» What you will do:
Extract each line of the data and write it out again exactly.

====

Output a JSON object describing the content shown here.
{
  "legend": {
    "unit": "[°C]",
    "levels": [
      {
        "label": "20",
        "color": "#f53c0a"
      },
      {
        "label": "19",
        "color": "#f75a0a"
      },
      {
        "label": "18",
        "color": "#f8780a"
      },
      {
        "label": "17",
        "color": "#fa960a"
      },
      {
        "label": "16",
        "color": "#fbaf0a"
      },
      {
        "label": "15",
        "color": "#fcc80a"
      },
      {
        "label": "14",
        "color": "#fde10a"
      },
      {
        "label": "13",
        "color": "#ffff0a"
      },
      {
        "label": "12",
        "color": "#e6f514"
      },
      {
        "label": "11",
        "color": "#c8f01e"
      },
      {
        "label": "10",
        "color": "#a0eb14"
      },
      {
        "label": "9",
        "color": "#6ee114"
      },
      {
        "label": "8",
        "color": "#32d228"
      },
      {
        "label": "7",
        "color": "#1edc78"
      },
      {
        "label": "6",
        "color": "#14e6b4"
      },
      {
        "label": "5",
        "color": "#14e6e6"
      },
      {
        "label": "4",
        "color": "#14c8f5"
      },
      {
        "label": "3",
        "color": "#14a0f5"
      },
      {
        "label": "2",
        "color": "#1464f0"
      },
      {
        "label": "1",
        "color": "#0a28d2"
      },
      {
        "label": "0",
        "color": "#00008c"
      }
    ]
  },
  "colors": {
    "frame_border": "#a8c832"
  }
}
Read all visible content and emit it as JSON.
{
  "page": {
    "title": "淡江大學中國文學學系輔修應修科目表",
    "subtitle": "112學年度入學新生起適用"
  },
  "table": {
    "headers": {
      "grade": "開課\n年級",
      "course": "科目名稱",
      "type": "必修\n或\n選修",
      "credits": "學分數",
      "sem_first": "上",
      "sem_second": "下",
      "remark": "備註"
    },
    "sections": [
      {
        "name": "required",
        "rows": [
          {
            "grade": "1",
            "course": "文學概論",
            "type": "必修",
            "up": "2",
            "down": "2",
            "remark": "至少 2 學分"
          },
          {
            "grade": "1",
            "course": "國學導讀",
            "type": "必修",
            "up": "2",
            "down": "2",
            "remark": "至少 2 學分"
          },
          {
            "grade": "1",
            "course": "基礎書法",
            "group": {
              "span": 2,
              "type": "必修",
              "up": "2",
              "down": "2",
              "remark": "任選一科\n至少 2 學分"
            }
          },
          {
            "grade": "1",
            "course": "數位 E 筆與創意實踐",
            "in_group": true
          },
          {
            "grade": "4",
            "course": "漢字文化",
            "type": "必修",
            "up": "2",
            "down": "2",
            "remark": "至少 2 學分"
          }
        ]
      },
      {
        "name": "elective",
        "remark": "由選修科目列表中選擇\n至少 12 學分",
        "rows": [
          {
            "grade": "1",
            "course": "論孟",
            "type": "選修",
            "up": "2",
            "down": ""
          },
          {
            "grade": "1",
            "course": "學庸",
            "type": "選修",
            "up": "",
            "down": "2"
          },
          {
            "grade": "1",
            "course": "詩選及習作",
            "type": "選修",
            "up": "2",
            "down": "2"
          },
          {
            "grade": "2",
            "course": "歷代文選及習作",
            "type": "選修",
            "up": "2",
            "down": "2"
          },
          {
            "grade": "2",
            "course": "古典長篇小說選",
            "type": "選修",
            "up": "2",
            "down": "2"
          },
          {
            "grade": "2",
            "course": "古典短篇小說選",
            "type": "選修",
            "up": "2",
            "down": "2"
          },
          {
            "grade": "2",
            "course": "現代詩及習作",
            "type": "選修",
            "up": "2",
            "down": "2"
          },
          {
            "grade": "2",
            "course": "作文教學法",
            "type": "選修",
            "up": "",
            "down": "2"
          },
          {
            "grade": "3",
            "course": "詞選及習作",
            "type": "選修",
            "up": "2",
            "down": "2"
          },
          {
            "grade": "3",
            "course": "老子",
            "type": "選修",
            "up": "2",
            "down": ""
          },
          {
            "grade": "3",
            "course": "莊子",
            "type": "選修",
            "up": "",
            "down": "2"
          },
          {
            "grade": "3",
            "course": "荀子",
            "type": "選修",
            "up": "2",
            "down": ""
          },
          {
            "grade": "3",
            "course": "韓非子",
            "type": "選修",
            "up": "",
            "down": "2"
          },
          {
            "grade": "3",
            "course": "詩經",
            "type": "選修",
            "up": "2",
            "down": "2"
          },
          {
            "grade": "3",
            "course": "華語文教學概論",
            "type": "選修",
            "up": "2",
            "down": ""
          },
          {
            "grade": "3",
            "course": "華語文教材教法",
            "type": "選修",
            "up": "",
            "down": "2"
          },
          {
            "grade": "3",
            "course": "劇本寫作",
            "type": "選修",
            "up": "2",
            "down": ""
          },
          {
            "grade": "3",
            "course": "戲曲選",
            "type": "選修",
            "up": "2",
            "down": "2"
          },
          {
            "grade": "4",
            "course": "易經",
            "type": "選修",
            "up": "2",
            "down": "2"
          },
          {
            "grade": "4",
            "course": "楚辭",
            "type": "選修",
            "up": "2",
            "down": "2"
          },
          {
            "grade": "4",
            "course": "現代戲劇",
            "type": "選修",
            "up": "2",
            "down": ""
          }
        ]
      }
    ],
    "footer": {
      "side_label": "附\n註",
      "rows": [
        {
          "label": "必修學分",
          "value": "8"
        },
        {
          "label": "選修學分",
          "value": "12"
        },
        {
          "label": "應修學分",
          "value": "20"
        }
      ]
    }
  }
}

====

» Completed task:
Output a JSON object describing the content shown here.
{
  "legend": {
    "unit": "[°C]",
    "levels": [
      {
        "label": "20",
        "color": "#f53c0a"
      },
      {
        "label": "19",
        "color": "#f75a0a"
      },
      {
        "label": "18",
        "color": "#f8780a"
      },
      {
        "label": "17",
        "color": "#fa960a"
      },
      {
        "label": "16",
        "color": "#fbaf0a"
      },
      {
        "label": "15",
        "color": "#fcc80a"
      },
      {
        "label": "14",
        "color": "#fde10a"
      },
      {
        "label": "13",
        "color": "#ffff0a"
      },
      {
        "label": "12",
        "color": "#e6f514"
      },
      {
        "label": "11",
        "color": "#c8f01e"
      },
      {
        "label": "10",
        "color": "#a0eb14"
      },
      {
        "label": "9",
        "color": "#6ee114"
      },
      {
        "label": "8",
        "color": "#32d228"
      },
      {
        "label": "7",
        "color": "#1edc78"
      },
      {
        "label": "6",
        "color": "#14e6b4"
      },
      {
        "label": "5",
        "color": "#14e6e6"
      },
      {
        "label": "4",
        "color": "#14c8f5"
      },
      {
        "label": "3",
        "color": "#14a0f5"
      },
      {
        "label": "2",
        "color": "#1464f0"
      },
      {
        "label": "1",
        "color": "#0a28d2"
      },
      {
        "label": "0",
        "color": "#00008c"
      }
    ]
  },
  "colors": {
    "frame_border": "#a8c832"
  }
}
Read all visible content and emit it as JSON.
{
  "page": {
    "title": "淡江大學中國文學學系輔修應修科目表",
    "subtitle": "112學年度入學新生起適用"
  },
  "table": {
    "headers": {
      "grade": "開課\n年級",
      "course": "科目名稱",
      "type": "必修\n或\n選修",
      "credits": "學分數",
      "sem_first": "上",
      "sem_second": "下",
      "remark": "備註"
    },
    "sections": [
      {
        "name": "required",
        "rows": [
          {
            "grade": "1",
            "course": "文學概論",
            "type": "必修",
            "up": "2",
            "down": "2",
            "remark": "至少 2 學分"
          },
          {
            "grade": "1",
            "course": "國學導讀",
            "type": "必修",
            "up": "2",
            "down": "2",
            "remark": "至少 2 學分"
          },
          {
            "grade": "1",
            "course": "基礎書法",
            "group": {
              "span": 2,
              "type": "必修",
              "up": "2",
              "down": "2",
              "remark": "任選一科\n至少 2 學分"
            }
          },
          {
            "grade": "1",
            "course": "數位 E 筆與創意實踐",
            "in_group": true
          },
          {
            "grade": "4",
            "course": "漢字文化",
            "type": "必修",
            "up": "2",
            "down": "2",
            "remark": "至少 2 學分"
          }
        ]
      },
      {
        "name": "elective",
        "remark": "由選修科目列表中選擇\n至少 12 學分",
        "rows": [
          {
            "grade": "1",
            "course": "論孟",
            "type": "選修",
            "up": "2",
            "down": ""
          },
          {
            "grade": "1",
            "course": "學庸",
            "type": "選修",
            "up": "",
            "down": "2"
          },
          {
            "grade": "1",
            "course": "詩選及習作",
            "type": "選修",
            "up": "2",
            "down": "2"
          },
          {
            "grade": "2",
            "course": "歷代文選及習作",
            "type": "選修",
            "up": "2",
            "down": "2"
          },
          {
            "grade": "2",
            "course": "古典長篇小說選",
            "type": "選修",
            "up": "2",
            "down": "2"
          },
          {
            "grade": "2",
            "course": "古典短篇小說選",
            "type": "選修",
            "up": "2",
            "down": "2"
          },
          {
            "grade": "2",
            "course": "現代詩及習作",
            "type": "選修",
            "up": "2",
            "down": "2"
          },
          {
            "grade": "2",
            "course": "作文教學法",
            "type": "選修",
            "up": "",
            "down": "2"
          },
          {
            "grade": "3",
            "course": "詞選及習作",
            "type": "選修",
            "up": "2",
            "down": "2"
          },
          {
            "grade": "3",
            "course": "老子",
            "type": "選修",
            "up": "2",
            "down": ""
          },
          {
            "grade": "3",
            "course": "莊子",
            "type": "選修",
            "up": "",
            "down": "2"
          },
          {
            "grade": "3",
            "course": "荀子",
            "type": "選修",
            "up": "2",
            "down": ""
          },
          {
            "grade": "3",
            "course": "韓非子",
            "type": "選修",
            "up": "",
            "down": "2"
          },
          {
            "grade": "3",
            "course": "詩經",
            "type": "選修",
            "up": "2",
            "down": "2"
          },
          {
            "grade": "3",
            "course": "華語文教學概論",
            "type": "選修",
            "up": "2",
            "down": ""
          },
          {
            "grade": "3",
            "course": "華語文教材教法",
            "type": "選修",
            "up": "",
            "down": "2"
          },
          {
            "grade": "3",
            "course": "劇本寫作",
            "type": "選修",
            "up": "2",
            "down": ""
          },
          {
            "grade": "3",
            "course": "戲曲選",
            "type": "選修",
            "up": "2",
            "down": "2"
          },
          {
            "grade": "4",
            "course": "易經",
            "type": "選修",
            "up": "2",
            "down": "2"
          },
          {
            "grade": "4",
            "course": "楚辭",
            "type": "選修",
            "up": "2",
            "down": "2"
          },
          {
            "grade": "4",
            "course": "現代戲劇",
            "type": "選修",
            "up": "2",
            "down": ""
          }
        ]
      }
    ],
    "footer": {
      "side_label": "附\n註",
      "rows": [
        {
          "label": "必修學分",
          "value": "8"
        },
        {
          "label": "選修學分",
          "value": "12"
        },
        {
          "label": "應修學分",
          "value": "20"
        }
      ]
    }
  }
}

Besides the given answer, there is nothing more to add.